Records provided >>

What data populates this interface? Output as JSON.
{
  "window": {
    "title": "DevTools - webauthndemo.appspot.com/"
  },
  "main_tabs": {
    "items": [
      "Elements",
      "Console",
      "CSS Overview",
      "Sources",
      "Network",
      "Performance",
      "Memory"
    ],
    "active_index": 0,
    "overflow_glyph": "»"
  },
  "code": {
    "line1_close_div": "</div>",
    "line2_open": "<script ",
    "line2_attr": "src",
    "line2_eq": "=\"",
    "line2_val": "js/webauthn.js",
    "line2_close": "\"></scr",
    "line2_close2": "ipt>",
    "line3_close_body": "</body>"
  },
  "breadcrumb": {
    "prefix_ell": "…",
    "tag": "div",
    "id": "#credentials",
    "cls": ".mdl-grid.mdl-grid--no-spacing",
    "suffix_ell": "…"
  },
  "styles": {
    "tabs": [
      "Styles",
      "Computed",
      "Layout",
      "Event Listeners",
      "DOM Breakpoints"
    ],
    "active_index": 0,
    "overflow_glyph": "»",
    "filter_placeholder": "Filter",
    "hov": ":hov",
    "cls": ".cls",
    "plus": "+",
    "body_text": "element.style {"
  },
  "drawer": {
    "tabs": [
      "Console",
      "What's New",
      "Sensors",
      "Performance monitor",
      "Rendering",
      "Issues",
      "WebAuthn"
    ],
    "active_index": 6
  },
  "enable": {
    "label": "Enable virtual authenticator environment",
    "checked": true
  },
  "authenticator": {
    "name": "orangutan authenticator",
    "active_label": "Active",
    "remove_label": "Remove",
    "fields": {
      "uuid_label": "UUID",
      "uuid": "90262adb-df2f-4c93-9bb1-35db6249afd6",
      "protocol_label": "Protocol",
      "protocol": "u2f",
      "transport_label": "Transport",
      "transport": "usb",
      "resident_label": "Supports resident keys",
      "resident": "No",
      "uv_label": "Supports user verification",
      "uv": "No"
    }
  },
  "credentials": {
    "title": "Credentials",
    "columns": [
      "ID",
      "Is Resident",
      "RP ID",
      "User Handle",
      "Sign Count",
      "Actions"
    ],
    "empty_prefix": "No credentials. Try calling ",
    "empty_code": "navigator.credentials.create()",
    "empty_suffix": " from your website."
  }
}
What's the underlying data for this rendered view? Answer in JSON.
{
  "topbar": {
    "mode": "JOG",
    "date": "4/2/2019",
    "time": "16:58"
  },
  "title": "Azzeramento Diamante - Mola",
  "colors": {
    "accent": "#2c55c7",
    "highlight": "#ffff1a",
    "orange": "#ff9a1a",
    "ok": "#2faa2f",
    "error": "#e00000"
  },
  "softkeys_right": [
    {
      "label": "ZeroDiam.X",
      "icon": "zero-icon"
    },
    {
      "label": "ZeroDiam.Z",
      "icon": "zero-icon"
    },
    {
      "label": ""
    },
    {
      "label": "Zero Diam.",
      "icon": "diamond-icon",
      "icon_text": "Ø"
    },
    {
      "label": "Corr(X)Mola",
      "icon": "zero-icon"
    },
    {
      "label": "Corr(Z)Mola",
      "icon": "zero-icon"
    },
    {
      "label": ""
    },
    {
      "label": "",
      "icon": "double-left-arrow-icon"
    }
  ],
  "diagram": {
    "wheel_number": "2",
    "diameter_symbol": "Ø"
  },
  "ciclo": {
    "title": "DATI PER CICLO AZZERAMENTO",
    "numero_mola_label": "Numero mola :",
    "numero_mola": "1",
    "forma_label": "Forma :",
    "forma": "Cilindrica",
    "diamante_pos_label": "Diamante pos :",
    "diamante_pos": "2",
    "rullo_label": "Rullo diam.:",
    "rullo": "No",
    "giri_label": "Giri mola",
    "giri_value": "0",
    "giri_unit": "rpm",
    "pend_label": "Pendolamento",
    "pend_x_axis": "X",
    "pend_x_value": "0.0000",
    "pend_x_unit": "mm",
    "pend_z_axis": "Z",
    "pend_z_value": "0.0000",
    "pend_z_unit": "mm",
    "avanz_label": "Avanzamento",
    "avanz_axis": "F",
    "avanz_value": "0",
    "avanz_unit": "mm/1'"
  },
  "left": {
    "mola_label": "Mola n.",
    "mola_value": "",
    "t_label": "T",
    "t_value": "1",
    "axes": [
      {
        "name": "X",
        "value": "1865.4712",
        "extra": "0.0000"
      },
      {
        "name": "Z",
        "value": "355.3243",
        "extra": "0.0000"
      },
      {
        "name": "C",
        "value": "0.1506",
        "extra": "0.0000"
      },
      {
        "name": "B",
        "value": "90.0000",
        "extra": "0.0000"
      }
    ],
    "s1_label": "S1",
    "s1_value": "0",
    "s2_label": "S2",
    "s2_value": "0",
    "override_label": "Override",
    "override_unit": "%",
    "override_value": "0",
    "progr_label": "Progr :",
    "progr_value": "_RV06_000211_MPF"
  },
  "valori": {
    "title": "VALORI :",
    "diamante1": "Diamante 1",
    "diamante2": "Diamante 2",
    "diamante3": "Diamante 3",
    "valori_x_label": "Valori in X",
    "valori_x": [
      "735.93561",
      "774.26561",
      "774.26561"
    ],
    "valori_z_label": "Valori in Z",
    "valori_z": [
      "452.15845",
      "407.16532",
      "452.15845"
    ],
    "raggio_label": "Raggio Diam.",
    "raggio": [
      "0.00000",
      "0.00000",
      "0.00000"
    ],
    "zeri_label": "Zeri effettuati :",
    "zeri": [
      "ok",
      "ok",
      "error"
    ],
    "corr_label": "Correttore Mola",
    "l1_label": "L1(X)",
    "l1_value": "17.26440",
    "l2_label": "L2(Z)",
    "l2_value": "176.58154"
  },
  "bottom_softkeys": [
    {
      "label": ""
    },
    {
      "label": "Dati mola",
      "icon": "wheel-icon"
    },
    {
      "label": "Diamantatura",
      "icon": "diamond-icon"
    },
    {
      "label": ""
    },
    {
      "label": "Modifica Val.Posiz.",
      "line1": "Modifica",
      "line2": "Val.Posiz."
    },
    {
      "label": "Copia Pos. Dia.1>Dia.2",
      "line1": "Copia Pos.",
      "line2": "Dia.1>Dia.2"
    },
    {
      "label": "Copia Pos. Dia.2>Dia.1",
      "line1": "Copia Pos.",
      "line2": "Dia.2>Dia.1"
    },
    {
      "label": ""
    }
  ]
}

Challenge >> Copy in full each line that holds the word "data".

Task solution >>
What data populates this interface? Output as JSON.
What's the underlying data for this rendered view? Answer in JSON.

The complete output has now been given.